* START Dataset entries *

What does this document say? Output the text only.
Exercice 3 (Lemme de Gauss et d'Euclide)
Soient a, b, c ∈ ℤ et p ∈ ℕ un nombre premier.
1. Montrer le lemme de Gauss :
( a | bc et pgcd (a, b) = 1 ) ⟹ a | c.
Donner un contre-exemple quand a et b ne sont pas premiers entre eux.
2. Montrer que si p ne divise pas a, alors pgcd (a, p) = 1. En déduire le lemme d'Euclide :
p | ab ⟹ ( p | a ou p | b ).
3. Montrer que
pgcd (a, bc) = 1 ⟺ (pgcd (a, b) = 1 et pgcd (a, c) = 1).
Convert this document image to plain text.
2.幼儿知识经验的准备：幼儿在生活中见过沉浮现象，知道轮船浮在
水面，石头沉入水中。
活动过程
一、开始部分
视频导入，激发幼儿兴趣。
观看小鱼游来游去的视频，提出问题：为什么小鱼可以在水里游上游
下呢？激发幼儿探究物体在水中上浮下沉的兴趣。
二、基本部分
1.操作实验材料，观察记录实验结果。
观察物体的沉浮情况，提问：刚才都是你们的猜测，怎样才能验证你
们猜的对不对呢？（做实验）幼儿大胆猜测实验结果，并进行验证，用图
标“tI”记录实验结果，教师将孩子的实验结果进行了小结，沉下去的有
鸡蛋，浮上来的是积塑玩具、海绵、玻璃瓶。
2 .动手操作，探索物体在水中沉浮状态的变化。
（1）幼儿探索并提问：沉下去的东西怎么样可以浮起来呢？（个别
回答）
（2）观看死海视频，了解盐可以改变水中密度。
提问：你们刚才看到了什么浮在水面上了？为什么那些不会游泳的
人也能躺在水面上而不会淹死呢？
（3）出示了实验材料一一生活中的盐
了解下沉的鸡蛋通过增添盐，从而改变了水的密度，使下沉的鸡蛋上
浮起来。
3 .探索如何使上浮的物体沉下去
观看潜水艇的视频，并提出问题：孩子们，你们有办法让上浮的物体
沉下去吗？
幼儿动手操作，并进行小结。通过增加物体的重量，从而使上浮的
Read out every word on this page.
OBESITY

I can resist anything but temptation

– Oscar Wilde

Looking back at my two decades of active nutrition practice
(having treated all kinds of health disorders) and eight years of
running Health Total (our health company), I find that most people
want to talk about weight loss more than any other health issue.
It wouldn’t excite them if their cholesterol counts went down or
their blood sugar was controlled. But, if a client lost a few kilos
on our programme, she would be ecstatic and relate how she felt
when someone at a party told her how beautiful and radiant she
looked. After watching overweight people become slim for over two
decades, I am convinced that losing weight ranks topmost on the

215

* END Dataset entries *

• _Problem to work on_
Output the line holding "Convert this document image to plain text.", then every later line through the end of the records above, exactly as given and nothing else.

• _Answer_
Convert this document image to plain text.
2.幼儿知识经验的准备：幼儿在生活中见过沉浮现象，知道轮船浮在
水面，石头沉入水中。
活动过程
一、开始部分
视频导入，激发幼儿兴趣。
观看小鱼游来游去的视频，提出问题：为什么小鱼可以在水里游上游
下呢？激发幼儿探究物体在水中上浮下沉的兴趣。
二、基本部分
1.操作实验材料，观察记录实验结果。
观察物体的沉浮情况，提问：刚才都是你们的猜测，怎样才能验证你
们猜的对不对呢？（做实验）幼儿大胆猜测实验结果，并进行验证，用图
标“tI”记录实验结果，教师将孩子的实验结果进行了小结，沉下去的有
鸡蛋，浮上来的是积塑玩具、海绵、玻璃瓶。
2 .动手操作，探索物体在水中沉浮状态的变化。
（1）幼儿探索并提问：沉下去的东西怎么样可以浮起来呢？（个别
回答）
（2）观看死海视频，了解盐可以改变水中密度。
提问：你们刚才看到了什么浮在水面上了？为什么那些不会游泳的
人也能躺在水面上而不会淹死呢？
（3）出示了实验材料一一生活中的盐
了解下沉的鸡蛋通过增添盐，从而改变了水的密度，使下沉的鸡蛋上
浮起来。
3 .探索如何使上浮的物体沉下去
观看潜水艇的视频，并提出问题：孩子们，你们有办法让上浮的物体
沉下去吗？
幼儿动手操作，并进行小结。通过增加物体的重量，从而使上浮的
Read out every word on this page.
OBESITY

I can resist anything but temptation

– Oscar Wilde

Looking back at my two decades of active nutrition practice
(having treated all kinds of health disorders) and eight years of
running Health Total (our health company), I find that most people
want to talk about weight loss more than any other health issue.
It wouldn’t excite them if their cholesterol counts went down or
their blood sugar was controlled. But, if a client lost a few kilos
on our programme, she would be ecstatic and relate how she felt
when someone at a party told her how beautiful and radiant she
looked. After watching overweight people become slim for over two
decades, I am convinced that losing weight ranks topmost on the

215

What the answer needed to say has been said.